REQUEST> Here are some records; quote them exactly, leaving out the pictures.

(Stored entries)

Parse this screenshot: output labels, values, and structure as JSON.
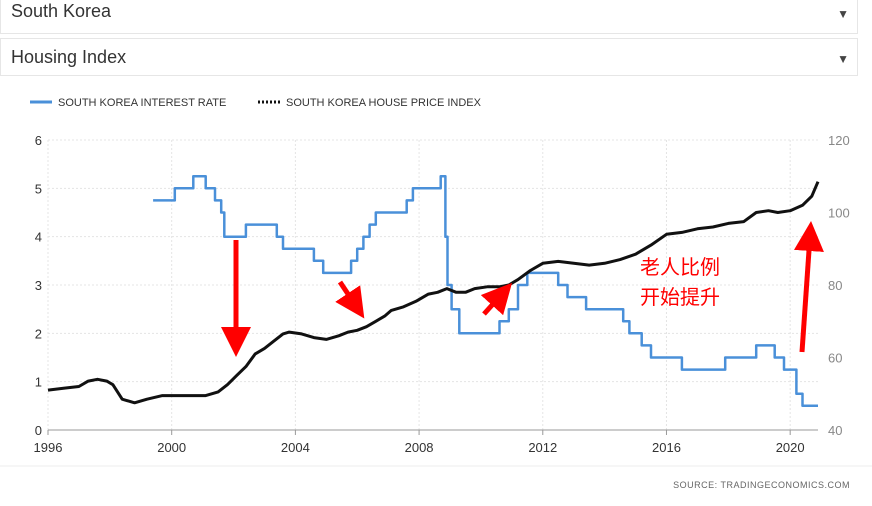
{
  "selectors": {
    "country": "South Korea",
    "indicator": "Housing Index"
  },
  "chart_data": {
    "type": "line",
    "legend": [
      "SOUTH KOREA INTEREST RATE",
      "SOUTH KOREA HOUSE PRICE INDEX"
    ],
    "legend_placement": "top-left",
    "x_ticks": [
      "1996",
      "2000",
      "2004",
      "2008",
      "2012",
      "2016",
      "2020"
    ],
    "xlim": [
      1996,
      2020.9
    ],
    "y_left": {
      "ticks": [
        "0",
        "1",
        "2",
        "3",
        "4",
        "5",
        "6"
      ],
      "lim": [
        0,
        6
      ]
    },
    "y_right": {
      "ticks": [
        "40",
        "60",
        "80",
        "100",
        "120"
      ],
      "lim": [
        40,
        120
      ]
    },
    "grid": true,
    "source": "SOURCE:  TRADINGECONOMICS.COM",
    "annotation_text": [
      "老人比例",
      "开始提升"
    ],
    "series": [
      {
        "name": "SOUTH KOREA INTEREST RATE",
        "axis": "left",
        "color": "#4a90d9",
        "style": "step",
        "x": [
          1999.4,
          2000.1,
          2000.7,
          2001.1,
          2001.4,
          2001.6,
          2001.7,
          2002.4,
          2003.4,
          2003.6,
          2004.6,
          2004.9,
          2005.8,
          2006.0,
          2006.2,
          2006.4,
          2006.6,
          2007.6,
          2007.8,
          2008.7,
          2008.85,
          2008.92,
          2009.05,
          2009.3,
          2010.6,
          2010.9,
          2011.2,
          2011.5,
          2012.5,
          2012.8,
          2013.4,
          2014.6,
          2014.8,
          2015.2,
          2015.5,
          2016.5,
          2017.9,
          2018.9,
          2019.5,
          2019.8,
          2020.2,
          2020.4,
          2020.9
        ],
        "y": [
          4.75,
          5.0,
          5.25,
          5.0,
          4.75,
          4.5,
          4.0,
          4.25,
          4.0,
          3.75,
          3.5,
          3.25,
          3.5,
          3.75,
          4.0,
          4.25,
          4.5,
          4.75,
          5.0,
          5.25,
          4.0,
          3.0,
          2.5,
          2.0,
          2.25,
          2.5,
          3.0,
          3.25,
          3.0,
          2.75,
          2.5,
          2.25,
          2.0,
          1.75,
          1.5,
          1.25,
          1.5,
          1.75,
          1.5,
          1.25,
          0.75,
          0.5,
          0.5
        ]
      },
      {
        "name": "SOUTH KOREA HOUSE PRICE INDEX",
        "axis": "right",
        "color": "#111111",
        "style": "line",
        "x": [
          1996.0,
          1996.5,
          1997.0,
          1997.3,
          1997.6,
          1997.9,
          1998.1,
          1998.4,
          1998.8,
          1999.2,
          1999.7,
          2000.2,
          2000.7,
          2001.1,
          2001.5,
          2001.8,
          2002.1,
          2002.4,
          2002.7,
          2003.0,
          2003.3,
          2003.6,
          2003.8,
          2004.2,
          2004.6,
          2005.0,
          2005.4,
          2005.7,
          2006.0,
          2006.3,
          2006.6,
          2006.9,
          2007.1,
          2007.5,
          2007.9,
          2008.3,
          2008.6,
          2008.9,
          2009.2,
          2009.5,
          2009.8,
          2010.2,
          2010.6,
          2010.9,
          2011.2,
          2011.6,
          2012.0,
          2012.5,
          2013.0,
          2013.5,
          2014.0,
          2014.5,
          2015.0,
          2015.5,
          2016.0,
          2016.5,
          2017.0,
          2017.5,
          2018.0,
          2018.5,
          2018.9,
          2019.3,
          2019.6,
          2020.0,
          2020.4,
          2020.7,
          2020.9
        ],
        "y": [
          51.0,
          51.5,
          52.0,
          53.5,
          54.0,
          53.5,
          52.5,
          48.5,
          47.5,
          48.5,
          49.5,
          49.5,
          49.5,
          49.5,
          50.5,
          52.5,
          55.0,
          57.5,
          61.0,
          62.5,
          64.5,
          66.5,
          67.0,
          66.5,
          65.5,
          65.0,
          66.0,
          67.0,
          67.5,
          68.5,
          70.0,
          71.5,
          73.0,
          74.0,
          75.5,
          77.5,
          78.0,
          79.0,
          78.0,
          78.0,
          79.0,
          79.5,
          79.5,
          80.0,
          81.5,
          84.0,
          86.0,
          86.5,
          86.0,
          85.5,
          86.0,
          87.0,
          88.5,
          91.0,
          94.0,
          94.5,
          95.5,
          96.0,
          97.0,
          97.5,
          100.0,
          100.5,
          100.0,
          100.5,
          102.0,
          104.5,
          108.5
        ]
      }
    ]
  }
}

EXERCISE RESULT>
Parse this screenshot: output labels, values, and structure as JSON.
{
  "selectors": {
    "country": "South Korea",
    "indicator": "Housing Index"
  },
  "chart_data": {
    "type": "line",
    "legend": [
      "SOUTH KOREA INTEREST RATE",
      "SOUTH KOREA HOUSE PRICE INDEX"
    ],
    "legend_placement": "top-left",
    "x_ticks": [
      "1996",
      "2000",
      "2004",
      "2008",
      "2012",
      "2016",
      "2020"
    ],
    "xlim": [
      1996,
      2020.9
    ],
    "y_left": {
      "ticks": [
        "0",
        "1",
        "2",
        "3",
        "4",
        "5",
        "6"
      ],
      "lim": [
        0,
        6
      ]
    },
    "y_right": {
      "ticks": [
        "40",
        "60",
        "80",
        "100",
        "120"
      ],
      "lim": [
        40,
        120
      ]
    },
    "grid": true,
    "source": "SOURCE:  TRADINGECONOMICS.COM",
    "annotation_text": [
      "老人比例",
      "开始提升"
    ],
    "series": [
      {
        "name": "SOUTH KOREA INTEREST RATE",
        "axis": "left",
        "color": "#4a90d9",
        "style": "step",
        "x": [
          1999.4,
          2000.1,
          2000.7,
          2001.1,
          2001.4,
          2001.6,
          2001.7,
          2002.4,
          2003.4,
          2003.6,
          2004.6,
          2004.9,
          2005.8,
          2006.0,
          2006.2,
          2006.4,
          2006.6,
          2007.6,
          2007.8,
          2008.7,
          2008.85,
          2008.92,
          2009.05,
          2009.3,
          2010.6,
          2010.9,
          2011.2,
          2011.5,
          2012.5,
          2012.8,
          2013.4,
          2014.6,
          2014.8,
          2015.2,
          2015.5,
          2016.5,
          2017.9,
          2018.9,
          2019.5,
          2019.8,
          2020.2,
          2020.4,
          2020.9
        ],
        "y": [
          4.75,
          5.0,
          5.25,
          5.0,
          4.75,
          4.5,
          4.0,
          4.25,
          4.0,
          3.75,
          3.5,
          3.25,
          3.5,
          3.75,
          4.0,
          4.25,
          4.5,
          4.75,
          5.0,
          5.25,
          4.0,
          3.0,
          2.5,
          2.0,
          2.25,
          2.5,
          3.0,
          3.25,
          3.0,
          2.75,
          2.5,
          2.25,
          2.0,
          1.75,
          1.5,
          1.25,
          1.5,
          1.75,
          1.5,
          1.25,
          0.75,
          0.5,
          0.5
        ]
      },
      {
        "name": "SOUTH KOREA HOUSE PRICE INDEX",
        "axis": "right",
        "color": "#111111",
        "style": "line",
        "x": [
          1996.0,
          1996.5,
          1997.0,
          1997.3,
          1997.6,
          1997.9,
          1998.1,
          1998.4,
          1998.8,
          1999.2,
          1999.7,
          2000.2,
          2000.7,
          2001.1,
          2001.5,
          2001.8,
          2002.1,
          2002.4,
          2002.7,
          2003.0,
          2003.3,
          2003.6,
          2003.8,
          2004.2,
          2004.6,
          2005.0,
          2005.4,
          2005.7,
          2006.0,
          2006.3,
          2006.6,
          2006.9,
          2007.1,
          2007.5,
          2007.9,
          2008.3,
          2008.6,
          2008.9,
          2009.2,
          2009.5,
          2009.8,
          2010.2,
          2010.6,
          2010.9,
          2011.2,
          2011.6,
          2012.0,
          2012.5,
          2013.0,
          2013.5,
          2014.0,
          2014.5,
          2015.0,
          2015.5,
          2016.0,
          2016.5,
          2017.0,
          2017.5,
          2018.0,
          2018.5,
          2018.9,
          2019.3,
          2019.6,
          2020.0,
          2020.4,
          2020.7,
          2020.9
        ],
        "y": [
          51.0,
          51.5,
          52.0,
          53.5,
          54.0,
          53.5,
          52.5,
          48.5,
          47.5,
          48.5,
          49.5,
          49.5,
          49.5,
          49.5,
          50.5,
          52.5,
          55.0,
          57.5,
          61.0,
          62.5,
          64.5,
          66.5,
          67.0,
          66.5,
          65.5,
          65.0,
          66.0,
          67.0,
          67.5,
          68.5,
          70.0,
          71.5,
          73.0,
          74.0,
          75.5,
          77.5,
          78.0,
          79.0,
          78.0,
          78.0,
          79.0,
          79.5,
          79.5,
          80.0,
          81.5,
          84.0,
          86.0,
          86.5,
          86.0,
          85.5,
          86.0,
          87.0,
          88.5,
          91.0,
          94.0,
          94.5,
          95.5,
          96.0,
          97.0,
          97.5,
          100.0,
          100.5,
          100.0,
          100.5,
          102.0,
          104.5,
          108.5
        ]
      }
    ]
  }
}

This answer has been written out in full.